(Items from a figure collection)
# # # # # # #
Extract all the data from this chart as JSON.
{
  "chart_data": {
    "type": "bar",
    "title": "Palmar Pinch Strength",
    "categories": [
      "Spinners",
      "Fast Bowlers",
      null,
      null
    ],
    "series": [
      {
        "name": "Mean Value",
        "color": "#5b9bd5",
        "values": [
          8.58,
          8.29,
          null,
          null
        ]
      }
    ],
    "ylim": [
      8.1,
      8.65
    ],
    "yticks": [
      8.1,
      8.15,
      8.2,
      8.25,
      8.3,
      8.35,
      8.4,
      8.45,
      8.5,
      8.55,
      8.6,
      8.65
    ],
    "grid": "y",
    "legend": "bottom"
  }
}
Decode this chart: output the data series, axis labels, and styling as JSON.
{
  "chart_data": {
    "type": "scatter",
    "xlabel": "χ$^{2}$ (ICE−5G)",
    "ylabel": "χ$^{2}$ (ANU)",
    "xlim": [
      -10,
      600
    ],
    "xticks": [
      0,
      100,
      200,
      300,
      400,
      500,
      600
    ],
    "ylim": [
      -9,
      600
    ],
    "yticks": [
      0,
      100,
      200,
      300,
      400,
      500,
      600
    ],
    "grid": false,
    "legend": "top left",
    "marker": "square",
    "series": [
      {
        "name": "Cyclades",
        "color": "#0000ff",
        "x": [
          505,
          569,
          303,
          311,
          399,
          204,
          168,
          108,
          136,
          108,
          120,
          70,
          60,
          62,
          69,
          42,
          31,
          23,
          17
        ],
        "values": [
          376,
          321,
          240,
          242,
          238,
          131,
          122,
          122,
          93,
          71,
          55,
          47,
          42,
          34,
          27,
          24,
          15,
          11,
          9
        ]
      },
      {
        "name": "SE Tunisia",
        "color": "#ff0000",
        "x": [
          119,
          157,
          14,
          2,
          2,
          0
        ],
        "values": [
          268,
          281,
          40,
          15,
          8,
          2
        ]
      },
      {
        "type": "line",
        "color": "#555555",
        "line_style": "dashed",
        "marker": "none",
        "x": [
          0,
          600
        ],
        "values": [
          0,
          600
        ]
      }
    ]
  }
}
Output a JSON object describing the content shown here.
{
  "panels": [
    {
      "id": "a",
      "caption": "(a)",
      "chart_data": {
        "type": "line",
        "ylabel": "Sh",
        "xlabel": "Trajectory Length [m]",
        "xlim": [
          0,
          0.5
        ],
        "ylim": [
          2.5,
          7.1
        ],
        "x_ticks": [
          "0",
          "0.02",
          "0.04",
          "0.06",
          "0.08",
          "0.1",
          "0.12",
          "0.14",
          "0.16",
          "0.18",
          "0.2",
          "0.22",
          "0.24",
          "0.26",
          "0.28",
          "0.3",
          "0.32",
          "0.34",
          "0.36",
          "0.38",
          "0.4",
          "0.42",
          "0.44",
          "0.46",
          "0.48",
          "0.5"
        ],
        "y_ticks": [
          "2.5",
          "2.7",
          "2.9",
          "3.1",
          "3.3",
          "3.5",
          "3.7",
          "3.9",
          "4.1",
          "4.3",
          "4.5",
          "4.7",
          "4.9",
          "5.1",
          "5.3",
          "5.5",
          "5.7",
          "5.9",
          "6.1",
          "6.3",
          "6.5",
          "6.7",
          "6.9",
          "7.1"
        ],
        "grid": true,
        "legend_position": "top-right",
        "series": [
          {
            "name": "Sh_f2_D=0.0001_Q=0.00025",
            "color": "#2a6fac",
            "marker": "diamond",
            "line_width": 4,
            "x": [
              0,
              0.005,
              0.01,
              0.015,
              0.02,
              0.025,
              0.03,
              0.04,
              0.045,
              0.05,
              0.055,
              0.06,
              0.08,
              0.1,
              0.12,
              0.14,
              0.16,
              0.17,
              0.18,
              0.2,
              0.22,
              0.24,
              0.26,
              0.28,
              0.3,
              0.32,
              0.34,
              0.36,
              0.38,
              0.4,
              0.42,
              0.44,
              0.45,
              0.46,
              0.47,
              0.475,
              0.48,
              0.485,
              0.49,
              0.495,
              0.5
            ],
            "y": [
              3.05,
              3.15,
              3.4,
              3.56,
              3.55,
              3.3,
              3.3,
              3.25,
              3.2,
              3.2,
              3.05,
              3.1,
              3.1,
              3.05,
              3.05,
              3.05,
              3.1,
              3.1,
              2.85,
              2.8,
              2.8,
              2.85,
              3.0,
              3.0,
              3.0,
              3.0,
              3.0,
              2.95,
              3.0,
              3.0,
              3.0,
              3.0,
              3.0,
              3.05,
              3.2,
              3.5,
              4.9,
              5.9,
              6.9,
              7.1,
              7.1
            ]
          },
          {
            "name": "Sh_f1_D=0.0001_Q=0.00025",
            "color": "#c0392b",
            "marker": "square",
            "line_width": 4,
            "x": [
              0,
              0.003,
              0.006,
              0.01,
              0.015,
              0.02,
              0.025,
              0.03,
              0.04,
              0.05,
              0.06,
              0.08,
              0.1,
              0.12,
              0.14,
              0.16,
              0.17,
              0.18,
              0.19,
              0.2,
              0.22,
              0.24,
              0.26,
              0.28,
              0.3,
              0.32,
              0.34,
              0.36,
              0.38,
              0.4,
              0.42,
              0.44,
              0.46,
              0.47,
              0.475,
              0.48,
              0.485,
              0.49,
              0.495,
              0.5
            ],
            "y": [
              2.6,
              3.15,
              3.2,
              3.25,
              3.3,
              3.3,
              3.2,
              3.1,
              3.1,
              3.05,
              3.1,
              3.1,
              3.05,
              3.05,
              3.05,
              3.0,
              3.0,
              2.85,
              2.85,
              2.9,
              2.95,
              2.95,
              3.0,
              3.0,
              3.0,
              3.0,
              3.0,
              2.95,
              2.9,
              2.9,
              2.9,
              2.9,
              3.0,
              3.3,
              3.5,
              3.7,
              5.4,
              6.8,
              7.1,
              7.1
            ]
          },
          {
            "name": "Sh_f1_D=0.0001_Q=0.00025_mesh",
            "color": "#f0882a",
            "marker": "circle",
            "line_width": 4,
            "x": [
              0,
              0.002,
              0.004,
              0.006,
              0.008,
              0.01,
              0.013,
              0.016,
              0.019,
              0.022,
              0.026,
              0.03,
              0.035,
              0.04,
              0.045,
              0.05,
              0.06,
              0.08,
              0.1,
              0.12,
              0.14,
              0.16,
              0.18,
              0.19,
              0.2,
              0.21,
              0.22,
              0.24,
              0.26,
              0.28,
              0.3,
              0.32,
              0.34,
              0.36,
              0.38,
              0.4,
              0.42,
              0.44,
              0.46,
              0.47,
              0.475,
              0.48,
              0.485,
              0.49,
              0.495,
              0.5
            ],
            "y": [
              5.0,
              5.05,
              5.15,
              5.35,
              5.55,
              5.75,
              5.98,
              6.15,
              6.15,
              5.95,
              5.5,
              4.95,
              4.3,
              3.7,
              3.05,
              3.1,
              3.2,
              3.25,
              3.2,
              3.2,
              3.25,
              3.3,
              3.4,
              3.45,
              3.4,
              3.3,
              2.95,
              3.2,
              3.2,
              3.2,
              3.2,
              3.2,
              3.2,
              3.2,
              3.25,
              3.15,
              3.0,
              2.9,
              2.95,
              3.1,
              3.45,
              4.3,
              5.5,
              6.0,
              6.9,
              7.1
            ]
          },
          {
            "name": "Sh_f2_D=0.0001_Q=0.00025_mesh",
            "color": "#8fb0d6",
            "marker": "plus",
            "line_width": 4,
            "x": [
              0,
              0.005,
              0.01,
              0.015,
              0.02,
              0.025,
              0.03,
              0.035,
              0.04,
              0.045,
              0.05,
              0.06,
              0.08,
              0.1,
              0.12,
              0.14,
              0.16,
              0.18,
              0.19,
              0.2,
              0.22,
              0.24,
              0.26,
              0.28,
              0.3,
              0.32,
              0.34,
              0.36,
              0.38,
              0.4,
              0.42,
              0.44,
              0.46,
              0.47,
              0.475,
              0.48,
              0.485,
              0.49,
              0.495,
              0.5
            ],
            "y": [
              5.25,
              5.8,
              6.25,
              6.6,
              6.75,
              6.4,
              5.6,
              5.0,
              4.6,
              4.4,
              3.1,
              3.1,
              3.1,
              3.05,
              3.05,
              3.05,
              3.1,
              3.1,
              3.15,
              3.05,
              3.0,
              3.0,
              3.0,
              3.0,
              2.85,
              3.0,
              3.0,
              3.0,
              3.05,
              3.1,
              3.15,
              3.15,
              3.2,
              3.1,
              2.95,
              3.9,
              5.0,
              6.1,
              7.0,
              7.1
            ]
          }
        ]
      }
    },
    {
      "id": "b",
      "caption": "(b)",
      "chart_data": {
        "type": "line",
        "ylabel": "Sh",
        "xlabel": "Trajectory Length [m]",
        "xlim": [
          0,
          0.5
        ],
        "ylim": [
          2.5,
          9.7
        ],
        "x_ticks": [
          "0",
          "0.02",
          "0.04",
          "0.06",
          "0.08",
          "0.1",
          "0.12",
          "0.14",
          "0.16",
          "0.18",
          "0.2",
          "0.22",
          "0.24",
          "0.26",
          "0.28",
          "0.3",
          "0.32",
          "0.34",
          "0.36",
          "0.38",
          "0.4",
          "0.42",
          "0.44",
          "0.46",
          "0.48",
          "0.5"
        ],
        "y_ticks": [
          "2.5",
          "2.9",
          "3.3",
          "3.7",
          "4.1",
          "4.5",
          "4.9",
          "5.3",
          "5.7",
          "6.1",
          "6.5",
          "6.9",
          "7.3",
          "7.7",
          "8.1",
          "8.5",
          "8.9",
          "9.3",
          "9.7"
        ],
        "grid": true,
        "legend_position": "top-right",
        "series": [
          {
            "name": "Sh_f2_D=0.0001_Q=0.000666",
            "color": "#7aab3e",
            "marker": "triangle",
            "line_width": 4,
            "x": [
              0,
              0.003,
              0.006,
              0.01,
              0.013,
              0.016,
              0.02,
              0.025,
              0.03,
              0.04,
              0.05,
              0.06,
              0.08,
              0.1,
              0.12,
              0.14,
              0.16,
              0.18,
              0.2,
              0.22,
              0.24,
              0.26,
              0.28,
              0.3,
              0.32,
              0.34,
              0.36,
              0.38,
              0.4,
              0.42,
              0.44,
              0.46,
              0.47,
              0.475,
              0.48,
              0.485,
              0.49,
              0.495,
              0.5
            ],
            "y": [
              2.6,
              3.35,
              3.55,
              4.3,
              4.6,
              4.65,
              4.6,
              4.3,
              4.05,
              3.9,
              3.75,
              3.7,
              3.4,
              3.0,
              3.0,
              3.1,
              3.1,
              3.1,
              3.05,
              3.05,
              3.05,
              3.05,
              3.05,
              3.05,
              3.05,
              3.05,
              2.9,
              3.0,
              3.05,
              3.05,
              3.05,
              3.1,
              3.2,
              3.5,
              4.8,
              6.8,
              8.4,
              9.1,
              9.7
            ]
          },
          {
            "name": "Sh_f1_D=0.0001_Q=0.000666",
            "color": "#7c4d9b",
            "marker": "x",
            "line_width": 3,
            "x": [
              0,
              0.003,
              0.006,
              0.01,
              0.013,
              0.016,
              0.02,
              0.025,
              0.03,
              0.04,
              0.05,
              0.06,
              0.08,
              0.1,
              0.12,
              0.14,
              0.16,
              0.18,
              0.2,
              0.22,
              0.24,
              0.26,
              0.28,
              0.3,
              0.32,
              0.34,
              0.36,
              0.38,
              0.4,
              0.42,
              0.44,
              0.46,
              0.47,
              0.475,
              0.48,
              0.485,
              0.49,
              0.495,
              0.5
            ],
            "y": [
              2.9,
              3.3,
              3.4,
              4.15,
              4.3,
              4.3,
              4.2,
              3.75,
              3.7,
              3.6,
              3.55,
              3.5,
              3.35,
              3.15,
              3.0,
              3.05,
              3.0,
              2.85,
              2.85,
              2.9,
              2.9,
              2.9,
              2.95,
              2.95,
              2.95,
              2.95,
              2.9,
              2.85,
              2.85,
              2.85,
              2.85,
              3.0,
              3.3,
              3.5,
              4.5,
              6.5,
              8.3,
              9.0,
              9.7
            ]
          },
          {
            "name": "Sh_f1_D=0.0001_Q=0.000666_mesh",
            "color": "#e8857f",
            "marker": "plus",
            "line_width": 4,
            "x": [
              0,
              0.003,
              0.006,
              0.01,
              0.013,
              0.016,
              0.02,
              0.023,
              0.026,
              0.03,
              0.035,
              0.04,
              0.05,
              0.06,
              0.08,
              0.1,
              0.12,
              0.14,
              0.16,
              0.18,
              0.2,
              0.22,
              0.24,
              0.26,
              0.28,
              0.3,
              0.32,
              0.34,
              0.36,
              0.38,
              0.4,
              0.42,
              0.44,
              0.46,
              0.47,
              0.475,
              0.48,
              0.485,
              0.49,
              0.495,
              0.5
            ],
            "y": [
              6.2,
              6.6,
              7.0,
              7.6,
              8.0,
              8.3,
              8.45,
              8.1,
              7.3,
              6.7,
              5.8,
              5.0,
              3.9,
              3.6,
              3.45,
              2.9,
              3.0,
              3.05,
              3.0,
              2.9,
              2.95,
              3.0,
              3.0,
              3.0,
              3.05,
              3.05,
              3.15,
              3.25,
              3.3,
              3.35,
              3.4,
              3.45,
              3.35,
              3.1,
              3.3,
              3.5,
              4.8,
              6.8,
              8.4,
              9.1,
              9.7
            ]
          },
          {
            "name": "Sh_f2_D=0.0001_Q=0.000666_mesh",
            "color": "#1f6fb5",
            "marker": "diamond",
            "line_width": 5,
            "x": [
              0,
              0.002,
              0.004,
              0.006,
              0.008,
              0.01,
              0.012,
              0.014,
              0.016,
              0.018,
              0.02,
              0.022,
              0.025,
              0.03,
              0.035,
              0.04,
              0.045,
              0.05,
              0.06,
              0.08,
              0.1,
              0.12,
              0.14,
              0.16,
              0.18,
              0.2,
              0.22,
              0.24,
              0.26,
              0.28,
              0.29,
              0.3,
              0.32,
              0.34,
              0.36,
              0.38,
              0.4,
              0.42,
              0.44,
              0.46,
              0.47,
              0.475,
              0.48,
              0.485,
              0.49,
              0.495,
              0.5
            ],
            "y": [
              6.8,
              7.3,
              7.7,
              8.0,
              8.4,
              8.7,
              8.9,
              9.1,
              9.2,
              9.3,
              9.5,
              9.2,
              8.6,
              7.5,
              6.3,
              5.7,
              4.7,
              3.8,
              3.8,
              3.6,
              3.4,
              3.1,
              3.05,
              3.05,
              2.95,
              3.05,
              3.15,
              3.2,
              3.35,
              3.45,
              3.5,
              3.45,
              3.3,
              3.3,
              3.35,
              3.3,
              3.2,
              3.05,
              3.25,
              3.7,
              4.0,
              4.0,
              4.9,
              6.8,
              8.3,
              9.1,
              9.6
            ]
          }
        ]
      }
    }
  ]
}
# # # # # # #
### Aim
Reproduce each line from the records that contains the word "this".

### Output of the exercise
Extract all the data from this chart as JSON.
Decode this chart: output the data series, axis labels, and styling as JSON.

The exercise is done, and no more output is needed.